Supplied material ::
---------------

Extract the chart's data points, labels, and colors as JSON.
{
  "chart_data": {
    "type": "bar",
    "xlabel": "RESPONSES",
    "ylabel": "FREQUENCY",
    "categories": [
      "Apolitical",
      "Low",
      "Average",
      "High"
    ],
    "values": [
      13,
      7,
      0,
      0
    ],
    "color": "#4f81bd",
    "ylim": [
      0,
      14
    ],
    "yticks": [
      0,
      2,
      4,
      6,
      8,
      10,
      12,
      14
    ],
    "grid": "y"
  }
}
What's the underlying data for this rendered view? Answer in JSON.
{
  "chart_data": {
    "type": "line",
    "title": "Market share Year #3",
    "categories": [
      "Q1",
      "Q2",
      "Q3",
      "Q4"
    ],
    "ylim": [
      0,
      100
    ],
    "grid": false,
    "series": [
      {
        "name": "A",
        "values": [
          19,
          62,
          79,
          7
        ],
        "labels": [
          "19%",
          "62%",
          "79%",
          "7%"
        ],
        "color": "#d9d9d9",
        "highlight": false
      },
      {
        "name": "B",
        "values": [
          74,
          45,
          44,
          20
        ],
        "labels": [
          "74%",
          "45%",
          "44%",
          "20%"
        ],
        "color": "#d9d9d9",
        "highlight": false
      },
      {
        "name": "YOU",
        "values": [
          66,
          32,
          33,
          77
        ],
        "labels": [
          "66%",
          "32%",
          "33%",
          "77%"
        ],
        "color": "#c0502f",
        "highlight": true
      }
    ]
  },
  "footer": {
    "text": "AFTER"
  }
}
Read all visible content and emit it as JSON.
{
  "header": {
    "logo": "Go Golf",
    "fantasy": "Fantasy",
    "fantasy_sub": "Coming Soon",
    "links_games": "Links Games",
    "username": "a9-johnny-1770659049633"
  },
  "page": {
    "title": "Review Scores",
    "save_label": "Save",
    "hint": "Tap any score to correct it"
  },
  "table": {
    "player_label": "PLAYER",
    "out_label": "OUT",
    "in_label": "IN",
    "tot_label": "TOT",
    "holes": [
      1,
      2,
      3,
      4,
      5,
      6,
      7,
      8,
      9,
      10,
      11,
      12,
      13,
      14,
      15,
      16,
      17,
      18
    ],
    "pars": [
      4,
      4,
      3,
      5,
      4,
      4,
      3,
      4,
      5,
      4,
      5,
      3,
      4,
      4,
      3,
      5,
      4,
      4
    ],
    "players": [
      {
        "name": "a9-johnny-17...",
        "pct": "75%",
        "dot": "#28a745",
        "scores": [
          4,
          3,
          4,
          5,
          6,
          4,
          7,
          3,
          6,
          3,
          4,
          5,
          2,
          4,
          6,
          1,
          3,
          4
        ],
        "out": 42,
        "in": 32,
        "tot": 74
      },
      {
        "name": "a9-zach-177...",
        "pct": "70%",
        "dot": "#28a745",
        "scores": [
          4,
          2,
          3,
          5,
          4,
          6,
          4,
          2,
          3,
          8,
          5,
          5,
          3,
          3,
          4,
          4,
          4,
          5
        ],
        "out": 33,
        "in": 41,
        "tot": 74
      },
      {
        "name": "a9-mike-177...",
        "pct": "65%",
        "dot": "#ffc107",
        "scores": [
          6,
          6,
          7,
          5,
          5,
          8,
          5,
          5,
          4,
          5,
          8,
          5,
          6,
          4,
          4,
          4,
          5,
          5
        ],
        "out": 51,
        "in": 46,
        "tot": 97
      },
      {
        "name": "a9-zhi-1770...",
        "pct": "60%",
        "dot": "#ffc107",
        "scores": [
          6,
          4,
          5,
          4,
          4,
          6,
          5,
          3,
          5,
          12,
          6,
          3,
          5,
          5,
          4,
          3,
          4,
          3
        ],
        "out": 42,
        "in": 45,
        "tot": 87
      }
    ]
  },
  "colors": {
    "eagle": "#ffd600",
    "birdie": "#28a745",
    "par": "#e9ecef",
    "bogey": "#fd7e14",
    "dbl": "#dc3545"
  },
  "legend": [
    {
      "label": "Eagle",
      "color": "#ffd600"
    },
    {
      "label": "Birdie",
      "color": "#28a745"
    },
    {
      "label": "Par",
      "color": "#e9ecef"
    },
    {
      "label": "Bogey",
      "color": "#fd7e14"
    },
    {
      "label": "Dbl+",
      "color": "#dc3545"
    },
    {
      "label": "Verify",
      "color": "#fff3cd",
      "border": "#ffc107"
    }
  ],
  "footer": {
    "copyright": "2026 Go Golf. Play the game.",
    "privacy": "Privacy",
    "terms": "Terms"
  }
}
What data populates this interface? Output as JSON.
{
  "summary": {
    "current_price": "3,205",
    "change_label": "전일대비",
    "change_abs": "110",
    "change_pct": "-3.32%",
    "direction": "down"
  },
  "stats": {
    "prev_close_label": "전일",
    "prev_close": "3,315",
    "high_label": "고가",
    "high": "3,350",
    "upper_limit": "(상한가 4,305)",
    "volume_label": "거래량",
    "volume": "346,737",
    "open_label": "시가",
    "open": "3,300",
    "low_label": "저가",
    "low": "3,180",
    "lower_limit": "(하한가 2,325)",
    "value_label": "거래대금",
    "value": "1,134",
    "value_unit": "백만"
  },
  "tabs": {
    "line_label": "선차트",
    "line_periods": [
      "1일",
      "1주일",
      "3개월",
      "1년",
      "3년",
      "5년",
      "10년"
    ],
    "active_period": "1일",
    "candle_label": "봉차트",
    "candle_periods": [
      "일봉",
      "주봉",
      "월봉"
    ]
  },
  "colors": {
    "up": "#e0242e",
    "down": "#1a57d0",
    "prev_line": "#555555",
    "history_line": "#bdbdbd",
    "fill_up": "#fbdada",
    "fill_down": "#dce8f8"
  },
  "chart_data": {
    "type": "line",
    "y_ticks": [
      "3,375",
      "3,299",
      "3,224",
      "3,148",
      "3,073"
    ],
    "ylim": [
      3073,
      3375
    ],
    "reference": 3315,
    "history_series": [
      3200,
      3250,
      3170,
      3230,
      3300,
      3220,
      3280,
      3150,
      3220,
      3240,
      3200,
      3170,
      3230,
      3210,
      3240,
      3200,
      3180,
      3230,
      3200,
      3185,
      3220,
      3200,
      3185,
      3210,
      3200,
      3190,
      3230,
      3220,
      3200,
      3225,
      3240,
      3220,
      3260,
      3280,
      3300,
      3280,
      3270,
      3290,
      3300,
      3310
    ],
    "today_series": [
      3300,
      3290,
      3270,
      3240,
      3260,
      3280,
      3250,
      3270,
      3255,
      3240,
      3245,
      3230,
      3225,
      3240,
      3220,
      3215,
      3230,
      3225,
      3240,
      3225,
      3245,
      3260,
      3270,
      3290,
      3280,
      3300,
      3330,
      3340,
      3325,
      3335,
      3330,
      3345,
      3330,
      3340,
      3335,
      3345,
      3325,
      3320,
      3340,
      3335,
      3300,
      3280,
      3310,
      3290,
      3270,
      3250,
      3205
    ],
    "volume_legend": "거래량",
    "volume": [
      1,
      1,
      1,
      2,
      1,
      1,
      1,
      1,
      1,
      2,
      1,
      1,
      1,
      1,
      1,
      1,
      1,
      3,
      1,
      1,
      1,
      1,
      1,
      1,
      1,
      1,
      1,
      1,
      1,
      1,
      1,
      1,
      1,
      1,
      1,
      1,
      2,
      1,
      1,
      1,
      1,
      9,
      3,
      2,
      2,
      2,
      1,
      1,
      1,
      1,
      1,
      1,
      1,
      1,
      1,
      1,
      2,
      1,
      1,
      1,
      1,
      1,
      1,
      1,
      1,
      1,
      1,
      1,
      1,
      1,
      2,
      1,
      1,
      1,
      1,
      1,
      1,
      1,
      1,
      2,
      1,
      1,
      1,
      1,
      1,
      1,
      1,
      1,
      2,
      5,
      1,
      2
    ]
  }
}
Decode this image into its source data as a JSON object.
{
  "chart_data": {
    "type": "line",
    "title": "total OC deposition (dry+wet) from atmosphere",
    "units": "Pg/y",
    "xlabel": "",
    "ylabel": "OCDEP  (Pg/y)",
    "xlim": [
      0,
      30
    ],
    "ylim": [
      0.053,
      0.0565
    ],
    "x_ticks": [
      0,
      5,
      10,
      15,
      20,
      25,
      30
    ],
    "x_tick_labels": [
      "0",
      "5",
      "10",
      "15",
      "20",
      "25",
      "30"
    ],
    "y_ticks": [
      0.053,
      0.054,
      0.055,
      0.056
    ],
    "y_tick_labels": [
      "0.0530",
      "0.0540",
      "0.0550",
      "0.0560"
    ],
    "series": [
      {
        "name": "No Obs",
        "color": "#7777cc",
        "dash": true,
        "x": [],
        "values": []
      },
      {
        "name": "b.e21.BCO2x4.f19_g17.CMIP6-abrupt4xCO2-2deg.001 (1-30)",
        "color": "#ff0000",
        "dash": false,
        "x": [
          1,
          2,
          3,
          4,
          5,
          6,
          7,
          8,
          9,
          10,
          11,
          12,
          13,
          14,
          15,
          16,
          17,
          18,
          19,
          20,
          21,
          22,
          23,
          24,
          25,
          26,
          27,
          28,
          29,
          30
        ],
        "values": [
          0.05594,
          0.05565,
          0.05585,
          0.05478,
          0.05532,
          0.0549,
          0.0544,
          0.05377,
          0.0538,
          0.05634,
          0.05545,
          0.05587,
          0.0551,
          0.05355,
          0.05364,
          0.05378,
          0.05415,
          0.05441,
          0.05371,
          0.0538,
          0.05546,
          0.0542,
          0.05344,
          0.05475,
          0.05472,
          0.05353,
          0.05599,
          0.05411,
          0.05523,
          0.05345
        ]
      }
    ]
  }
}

---------------

Every line that holds the word "johnny" should be extracted.

    "username": "a9-johnny-1770659049633"
        "name": "a9-johnny-17...",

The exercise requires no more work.